## Extract provided:
- - - -
P.M. rebukes Fiu over customary lands dispute
Prime Minister Tuilaepa Dr. Sa’ilele Malielegaoi has rebuked prominent environmentalist, Fiu Mataese Elisara, telling him to find “tree to hide under” so no one could see him anymore.
The Prime Minister, who is also the Acting Minister of Natural Resources and Environment (M.N.R.E.), said Fiu should be ashamed of being publicly corrected by the Attorney General, Savalenoa Mareva Betham-Annandale, over his insistence that under the H.R.P.P. administration, customary lands are under threat and could be alienated.
“My joy is that when it came in the Samoa Observer, it was then corrected and the correction was not just a small correction,” Tuilaepa said during his weekly media programme. “He’s been writing about this for a while and the Government has also been trying to explain for a while but he insists.
“The best thing is that the Attorney General has responded. If I were this man, I would go and find a filimoto tree to hide under so no one would see me anymore, because the correction was an embarrassment to him.”
The Prime Minister was commenting on an exchange of opinions between Fiu and the Attorney General last week, over the ongoing debate about customary lands.
Two weeks ago, Fiu, who is the Director of Ole Siosiomaga Society (O.L.S.S.I.), had accused the Government of misleading the public, and promoting propaganda in connection to customary land, as part of their election campaign.
“In this critical time with political uncertainty in Samoa heading to national elections it is difficult for some of us who have engaged for a decade to maintain decorum or ignore concerning efforts by government attempting to mislead voters about security of our customary lands,” Fiu wrote in an opinion piece printed in the Samoa Observer.
“The television propaganda by M.N.R.E. in the last month or so alleging falsely that customary lands continue to be protected and secured under the Constitution is hard to ignore.”
But Attorney General Savalenoa immediately rejected Fiu’s allegations.
"The Television program put out by the Ministry of Natural Resources and Environment, responsible for the administration of this legislation, is not misleading and is not unlawful," Savalenoa said in a letter to the Samoa Observer. "The Television Program complained of, is part of public awareness, and not Government propaganda."
Tuilaepa said Fiu should have known better, as someone who was once the Head of the Land and Survey division, before it became M.N.R.E.
“I am pleased that the Attorney General has corrected this man in detail because his opinions are wrong. It was a very detailed correction for this man who's been doing this for a very long time,” Tuilaepa said.
- - - -
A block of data
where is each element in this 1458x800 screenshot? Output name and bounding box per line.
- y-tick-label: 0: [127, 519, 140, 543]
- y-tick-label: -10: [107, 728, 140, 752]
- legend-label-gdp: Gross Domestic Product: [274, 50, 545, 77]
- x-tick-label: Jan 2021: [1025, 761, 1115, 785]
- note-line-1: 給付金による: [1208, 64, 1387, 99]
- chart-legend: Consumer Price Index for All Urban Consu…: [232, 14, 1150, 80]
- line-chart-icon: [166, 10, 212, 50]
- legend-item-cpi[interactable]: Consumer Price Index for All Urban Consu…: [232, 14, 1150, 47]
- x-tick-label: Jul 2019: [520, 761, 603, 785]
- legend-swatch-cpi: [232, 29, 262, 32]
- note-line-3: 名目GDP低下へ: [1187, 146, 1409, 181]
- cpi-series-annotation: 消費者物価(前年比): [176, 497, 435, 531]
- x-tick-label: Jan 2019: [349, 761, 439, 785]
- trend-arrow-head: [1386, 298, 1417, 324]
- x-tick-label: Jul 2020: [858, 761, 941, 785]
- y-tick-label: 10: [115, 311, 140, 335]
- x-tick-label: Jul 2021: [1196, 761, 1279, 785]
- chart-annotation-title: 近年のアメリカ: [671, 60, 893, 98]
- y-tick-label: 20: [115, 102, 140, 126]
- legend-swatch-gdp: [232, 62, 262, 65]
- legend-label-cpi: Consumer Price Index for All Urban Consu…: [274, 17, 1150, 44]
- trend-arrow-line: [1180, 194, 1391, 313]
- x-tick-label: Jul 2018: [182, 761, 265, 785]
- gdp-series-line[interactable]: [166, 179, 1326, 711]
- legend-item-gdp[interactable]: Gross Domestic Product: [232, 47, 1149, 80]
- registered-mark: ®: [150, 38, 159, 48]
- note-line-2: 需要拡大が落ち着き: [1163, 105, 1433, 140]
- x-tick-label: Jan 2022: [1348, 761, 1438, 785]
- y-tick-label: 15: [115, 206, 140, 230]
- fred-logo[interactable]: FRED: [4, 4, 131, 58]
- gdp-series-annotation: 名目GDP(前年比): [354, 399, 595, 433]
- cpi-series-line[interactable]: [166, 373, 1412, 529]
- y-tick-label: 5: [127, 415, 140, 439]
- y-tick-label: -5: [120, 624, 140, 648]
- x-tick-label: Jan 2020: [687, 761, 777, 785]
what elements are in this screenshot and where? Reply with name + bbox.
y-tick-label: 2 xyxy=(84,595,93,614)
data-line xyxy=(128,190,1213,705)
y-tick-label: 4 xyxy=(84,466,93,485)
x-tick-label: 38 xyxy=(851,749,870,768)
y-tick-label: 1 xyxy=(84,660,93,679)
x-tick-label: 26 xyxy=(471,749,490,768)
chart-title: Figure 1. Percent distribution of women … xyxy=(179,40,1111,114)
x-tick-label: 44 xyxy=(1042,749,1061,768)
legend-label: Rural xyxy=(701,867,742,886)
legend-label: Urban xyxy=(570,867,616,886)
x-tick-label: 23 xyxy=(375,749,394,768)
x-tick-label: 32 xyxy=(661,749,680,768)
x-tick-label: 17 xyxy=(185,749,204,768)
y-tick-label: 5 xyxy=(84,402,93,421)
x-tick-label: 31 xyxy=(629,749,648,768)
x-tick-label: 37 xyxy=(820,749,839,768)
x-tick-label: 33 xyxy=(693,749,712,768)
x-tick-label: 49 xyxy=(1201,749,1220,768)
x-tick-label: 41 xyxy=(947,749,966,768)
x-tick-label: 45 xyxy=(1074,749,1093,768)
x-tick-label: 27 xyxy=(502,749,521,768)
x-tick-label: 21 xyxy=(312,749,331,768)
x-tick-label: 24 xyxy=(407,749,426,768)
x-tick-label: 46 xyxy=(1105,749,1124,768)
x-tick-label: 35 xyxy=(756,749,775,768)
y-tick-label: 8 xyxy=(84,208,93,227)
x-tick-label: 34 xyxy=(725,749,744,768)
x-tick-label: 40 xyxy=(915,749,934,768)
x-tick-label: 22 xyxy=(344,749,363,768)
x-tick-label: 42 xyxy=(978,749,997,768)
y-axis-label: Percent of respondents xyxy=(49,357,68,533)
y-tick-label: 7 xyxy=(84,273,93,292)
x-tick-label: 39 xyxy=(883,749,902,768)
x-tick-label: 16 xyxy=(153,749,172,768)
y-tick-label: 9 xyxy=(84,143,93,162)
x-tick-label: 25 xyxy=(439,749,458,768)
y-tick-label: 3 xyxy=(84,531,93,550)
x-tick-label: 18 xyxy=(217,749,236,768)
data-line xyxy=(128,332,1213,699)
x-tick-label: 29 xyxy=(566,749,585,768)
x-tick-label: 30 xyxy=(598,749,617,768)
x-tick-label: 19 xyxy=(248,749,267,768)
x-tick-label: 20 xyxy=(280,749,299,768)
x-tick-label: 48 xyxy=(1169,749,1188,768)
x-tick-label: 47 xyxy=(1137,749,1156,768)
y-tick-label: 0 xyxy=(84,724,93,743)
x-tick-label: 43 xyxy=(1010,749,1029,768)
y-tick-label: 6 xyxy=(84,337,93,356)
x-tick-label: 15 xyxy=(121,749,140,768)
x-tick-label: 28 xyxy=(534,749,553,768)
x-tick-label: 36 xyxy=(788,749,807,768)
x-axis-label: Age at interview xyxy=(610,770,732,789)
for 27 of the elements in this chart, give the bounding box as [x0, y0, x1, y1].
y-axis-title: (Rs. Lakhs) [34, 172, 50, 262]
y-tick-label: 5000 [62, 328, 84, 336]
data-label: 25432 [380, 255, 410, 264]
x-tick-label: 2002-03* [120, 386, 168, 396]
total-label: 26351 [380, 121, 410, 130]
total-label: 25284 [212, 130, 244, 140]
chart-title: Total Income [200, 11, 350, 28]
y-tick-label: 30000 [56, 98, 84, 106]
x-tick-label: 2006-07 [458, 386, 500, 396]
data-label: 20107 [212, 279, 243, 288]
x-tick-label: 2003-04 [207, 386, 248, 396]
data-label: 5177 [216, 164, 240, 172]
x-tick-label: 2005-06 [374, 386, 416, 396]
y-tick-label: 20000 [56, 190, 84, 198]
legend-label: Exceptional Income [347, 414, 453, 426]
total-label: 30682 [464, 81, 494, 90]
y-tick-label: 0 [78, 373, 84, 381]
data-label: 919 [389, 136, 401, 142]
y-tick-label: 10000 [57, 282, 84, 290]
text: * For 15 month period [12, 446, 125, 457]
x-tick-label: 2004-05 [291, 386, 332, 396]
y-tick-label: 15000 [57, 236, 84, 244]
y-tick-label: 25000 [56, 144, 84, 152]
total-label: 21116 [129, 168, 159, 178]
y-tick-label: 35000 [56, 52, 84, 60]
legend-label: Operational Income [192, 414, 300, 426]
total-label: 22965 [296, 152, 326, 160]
- - - -
## Exercise task 1:
In the article about the customary lands dispute, which organization does Fiu direct?
## Exercise task 2:
Write the next part of the article about the customary lands dispute, picking up after its final paragraph.

## Right answer 1:
Ole Siosiomaga Society (O.L.S.S.I.)

## Right answer 2:
“It shows it was a waste of time when he was the Head of the Ministry of Lands and Survey from 1988 to 1991 because this is the sort of stuff he should’ve looked at.”
Tuilaepa said anyone who is not a lawyer would read the Attorney General’s response and understand how “stupid” Fiu’s opinion is.
“He’s expressed his opinion so many times about the risk of alienation of customary land. They are very strong opinions about the threat to customary lands when it comes to leases,” Tuilaepa said.
“In essence, he’s saying Article 102 of the Constitution does not adequately protect customary lands, especially the leasing of lands and licensing of such lands for business developments.”
The Prime Minister said this could not be further from the truth and the Attorney General’s explanation in response to Fiu should put these allegations to bed.
“Since independence and the Constitution Convention, our forefathers placed a lot of emphasis on the protection of customary lands, closing any loophole from allowing customary land from being sold,” Tuilaepa said.
“There was a law passed in 1965, when Mata’afa was the Prime Minister. It was their view that customary lands should be used in the development of Samoa.
“So this law was formulated and passed in Parliament, which allowed the leasing of customary lands for developments, and licensing for business developments. This has been happening until now.
“The question is, has there been a piece of land sold? No land has ever been sold.”
Tuilaepa said the Government respects the wisdom of Samoa’s forefathers who were part of the Constitution Convention.
“The Committee that put such protection in place was chaired by Tamasese Meaole, and they passed Article 102 (of the Constitution) and it is still there.”
The article in question states that no customary land can be alienated except where authorized by an Act of Parliament, and that Act of Parliament is the Alienation of Customary Land Act 1965.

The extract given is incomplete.